(Exercise task): Output all lines exactly.

(Input data):
────────────────────────────────────────
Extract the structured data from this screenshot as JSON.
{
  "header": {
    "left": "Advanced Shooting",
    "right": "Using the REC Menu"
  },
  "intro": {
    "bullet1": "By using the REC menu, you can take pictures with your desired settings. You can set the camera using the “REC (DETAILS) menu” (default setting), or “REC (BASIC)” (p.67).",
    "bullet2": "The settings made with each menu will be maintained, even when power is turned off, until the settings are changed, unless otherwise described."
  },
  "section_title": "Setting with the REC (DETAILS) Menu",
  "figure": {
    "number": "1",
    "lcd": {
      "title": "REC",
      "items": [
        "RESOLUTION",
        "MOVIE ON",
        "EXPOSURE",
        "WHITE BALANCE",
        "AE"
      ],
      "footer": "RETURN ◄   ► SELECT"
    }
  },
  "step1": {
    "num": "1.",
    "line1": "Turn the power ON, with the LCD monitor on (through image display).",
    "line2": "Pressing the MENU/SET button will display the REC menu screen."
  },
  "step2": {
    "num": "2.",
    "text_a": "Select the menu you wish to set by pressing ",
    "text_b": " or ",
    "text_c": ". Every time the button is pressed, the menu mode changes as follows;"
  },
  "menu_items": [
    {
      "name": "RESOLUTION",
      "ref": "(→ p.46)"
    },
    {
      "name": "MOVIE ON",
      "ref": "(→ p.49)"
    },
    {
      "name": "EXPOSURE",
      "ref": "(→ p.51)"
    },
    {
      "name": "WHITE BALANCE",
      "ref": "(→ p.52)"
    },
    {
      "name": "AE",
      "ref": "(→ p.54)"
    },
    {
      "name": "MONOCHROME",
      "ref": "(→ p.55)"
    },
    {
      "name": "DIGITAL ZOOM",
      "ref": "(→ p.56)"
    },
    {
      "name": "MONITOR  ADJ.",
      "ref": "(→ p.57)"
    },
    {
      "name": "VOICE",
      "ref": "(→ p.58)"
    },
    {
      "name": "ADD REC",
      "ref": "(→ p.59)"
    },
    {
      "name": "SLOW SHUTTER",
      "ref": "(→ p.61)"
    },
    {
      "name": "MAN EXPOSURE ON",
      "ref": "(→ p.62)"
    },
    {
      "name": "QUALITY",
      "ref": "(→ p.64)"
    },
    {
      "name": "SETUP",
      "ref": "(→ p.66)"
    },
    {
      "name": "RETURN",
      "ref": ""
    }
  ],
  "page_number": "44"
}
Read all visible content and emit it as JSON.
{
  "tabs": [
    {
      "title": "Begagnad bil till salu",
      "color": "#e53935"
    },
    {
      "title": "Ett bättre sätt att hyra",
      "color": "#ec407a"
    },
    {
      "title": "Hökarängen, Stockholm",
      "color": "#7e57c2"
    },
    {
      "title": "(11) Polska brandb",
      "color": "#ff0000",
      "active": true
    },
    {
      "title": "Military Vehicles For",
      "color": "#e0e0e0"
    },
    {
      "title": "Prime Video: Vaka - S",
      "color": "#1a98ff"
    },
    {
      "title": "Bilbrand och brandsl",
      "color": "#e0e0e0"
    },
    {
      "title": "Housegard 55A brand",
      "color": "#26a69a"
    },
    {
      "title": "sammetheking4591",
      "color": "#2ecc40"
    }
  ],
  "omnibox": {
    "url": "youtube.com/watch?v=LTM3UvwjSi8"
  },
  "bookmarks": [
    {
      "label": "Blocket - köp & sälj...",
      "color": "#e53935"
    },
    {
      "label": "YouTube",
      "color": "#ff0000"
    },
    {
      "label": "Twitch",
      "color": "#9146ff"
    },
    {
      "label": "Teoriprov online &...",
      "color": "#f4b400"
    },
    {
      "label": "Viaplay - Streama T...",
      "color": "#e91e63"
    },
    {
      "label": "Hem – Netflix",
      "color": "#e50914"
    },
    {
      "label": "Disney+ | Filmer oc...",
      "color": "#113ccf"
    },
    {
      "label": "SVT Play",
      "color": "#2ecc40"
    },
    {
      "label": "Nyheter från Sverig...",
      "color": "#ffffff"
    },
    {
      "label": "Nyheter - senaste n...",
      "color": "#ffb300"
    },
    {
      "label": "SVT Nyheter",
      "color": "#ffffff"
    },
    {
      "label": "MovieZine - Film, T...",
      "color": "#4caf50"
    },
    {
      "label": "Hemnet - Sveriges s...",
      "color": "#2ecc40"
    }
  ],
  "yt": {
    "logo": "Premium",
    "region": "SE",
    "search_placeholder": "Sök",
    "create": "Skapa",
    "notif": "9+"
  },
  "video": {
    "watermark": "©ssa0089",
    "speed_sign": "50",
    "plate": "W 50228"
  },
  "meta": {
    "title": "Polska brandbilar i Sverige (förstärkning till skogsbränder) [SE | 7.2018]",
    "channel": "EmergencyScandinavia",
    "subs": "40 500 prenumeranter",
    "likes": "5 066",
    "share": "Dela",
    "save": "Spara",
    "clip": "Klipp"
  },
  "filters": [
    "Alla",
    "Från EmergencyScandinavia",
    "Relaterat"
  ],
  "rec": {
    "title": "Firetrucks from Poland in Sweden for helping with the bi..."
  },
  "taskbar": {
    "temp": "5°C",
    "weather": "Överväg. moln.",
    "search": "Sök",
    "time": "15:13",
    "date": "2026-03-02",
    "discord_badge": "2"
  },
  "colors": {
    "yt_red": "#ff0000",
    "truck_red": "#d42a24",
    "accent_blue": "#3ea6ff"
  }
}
────────────────────────────────────────
(Answer to the exercise):
Extract the structured data from this screenshot as JSON.
{
  "header": {
    "left": "Advanced Shooting",
    "right": "Using the REC Menu"
  },
  "intro": {
    "bullet1": "By using the REC menu, you can take pictures with your desired settings. You can set the camera using the “REC (DETAILS) menu” (default setting), or “REC (BASIC)” (p.67).",
    "bullet2": "The settings made with each menu will be maintained, even when power is turned off, until the settings are changed, unless otherwise described."
  },
  "section_title": "Setting with the REC (DETAILS) Menu",
  "figure": {
    "number": "1",
    "lcd": {
      "title": "REC",
      "items": [
        "RESOLUTION",
        "MOVIE ON",
        "EXPOSURE",
        "WHITE BALANCE",
        "AE"
      ],
      "footer": "RETURN ◄   ► SELECT"
    }
  },
  "step1": {
    "num": "1.",
    "line1": "Turn the power ON, with the LCD monitor on (through image display).",
    "line2": "Pressing the MENU/SET button will display the REC menu screen."
  },
  "step2": {
    "num": "2.",
    "text_a": "Select the menu you wish to set by pressing ",
    "text_b": " or ",
    "text_c": ". Every time the button is pressed, the menu mode changes as follows;"
  },
  "menu_items": [
    {
      "name": "RESOLUTION",
      "ref": "(→ p.46)"
    },
    {
      "name": "MOVIE ON",
      "ref": "(→ p.49)"
    },
    {
      "name": "EXPOSURE",
      "ref": "(→ p.51)"
    },
    {
      "name": "WHITE BALANCE",
      "ref": "(→ p.52)"
    },
    {
      "name": "AE",
      "ref": "(→ p.54)"
    },
    {
      "name": "MONOCHROME",
      "ref": "(→ p.55)"
    },
    {
      "name": "DIGITAL ZOOM",
      "ref": "(→ p.56)"
    },
    {
      "name": "MONITOR  ADJ.",
      "ref": "(→ p.57)"
    },
    {
      "name": "VOICE",
      "ref": "(→ p.58)"
    },
    {
      "name": "ADD REC",
      "ref": "(→ p.59)"
    },
    {
      "name": "SLOW SHUTTER",
      "ref": "(→ p.61)"
    },
    {
      "name": "MAN EXPOSURE ON",
      "ref": "(→ p.62)"
    },
    {
      "name": "QUALITY",
      "ref": "(→ p.64)"
    },
    {
      "name": "SETUP",
      "ref": "(→ p.66)"
    },
    {
      "name": "RETURN",
      "ref": ""
    }
  ],
  "page_number": "44"
}
Read all visible content and emit it as JSON.
{
  "tabs": [
    {
      "title": "Begagnad bil till salu",
      "color": "#e53935"
    },
    {
      "title": "Ett bättre sätt att hyra",
      "color": "#ec407a"
    },
    {
      "title": "Hökarängen, Stockholm",
      "color": "#7e57c2"
    },
    {
      "title": "(11) Polska brandb",
      "color": "#ff0000",
      "active": true
    },
    {
      "title": "Military Vehicles For",
      "color": "#e0e0e0"
    },
    {
      "title": "Prime Video: Vaka - S",
      "color": "#1a98ff"
    },
    {
      "title": "Bilbrand och brandsl",
      "color": "#e0e0e0"
    },
    {
      "title": "Housegard 55A brand",
      "color": "#26a69a"
    },
    {
      "title": "sammetheking4591",
      "color": "#2ecc40"
    }
  ],
  "omnibox": {
    "url": "youtube.com/watch?v=LTM3UvwjSi8"
  },
  "bookmarks": [
    {
      "label": "Blocket - köp & sälj...",
      "color": "#e53935"
    },
    {
      "label": "YouTube",
      "color": "#ff0000"
    },
    {
      "label": "Twitch",
      "color": "#9146ff"
    },
    {
      "label": "Teoriprov online &...",
      "color": "#f4b400"
    },
    {
      "label": "Viaplay - Streama T...",
      "color": "#e91e63"
    },
    {
      "label": "Hem – Netflix",
      "color": "#e50914"
    },
    {
      "label": "Disney+ | Filmer oc...",
      "color": "#113ccf"
    },
    {
      "label": "SVT Play",
      "color": "#2ecc40"
    },
    {
      "label": "Nyheter från Sverig...",
      "color": "#ffffff"
    },
    {
      "label": "Nyheter - senaste n...",
      "color": "#ffb300"
    },
    {
      "label": "SVT Nyheter",
      "color": "#ffffff"
    },
    {
      "label": "MovieZine - Film, T...",
      "color": "#4caf50"
    },
    {
      "label": "Hemnet - Sveriges s...",
      "color": "#2ecc40"
    }
  ],
  "yt": {
    "logo": "Premium",
    "region": "SE",
    "search_placeholder": "Sök",
    "create": "Skapa",
    "notif": "9+"
  },
  "video": {
    "watermark": "©ssa0089",
    "speed_sign": "50",
    "plate": "W 50228"
  },
  "meta": {
    "title": "Polska brandbilar i Sverige (förstärkning till skogsbränder) [SE | 7.2018]",
    "channel": "EmergencyScandinavia",
    "subs": "40 500 prenumeranter",
    "likes": "5 066",
    "share": "Dela",
    "save": "Spara",
    "clip": "Klipp"
  },
  "filters": [
    "Alla",
    "Från EmergencyScandinavia",
    "Relaterat"
  ],
  "rec": {
    "title": "Firetrucks from Poland in Sweden for helping with the bi..."
  },
  "taskbar": {
    "temp": "5°C",
    "weather": "Överväg. moln.",
    "search": "Sök",
    "time": "15:13",
    "date": "2026-03-02",
    "discord_badge": "2"
  },
  "colors": {
    "yt_red": "#ff0000",
    "truck_red": "#d42a24",
    "accent_blue": "#3ea6ff"
  }
}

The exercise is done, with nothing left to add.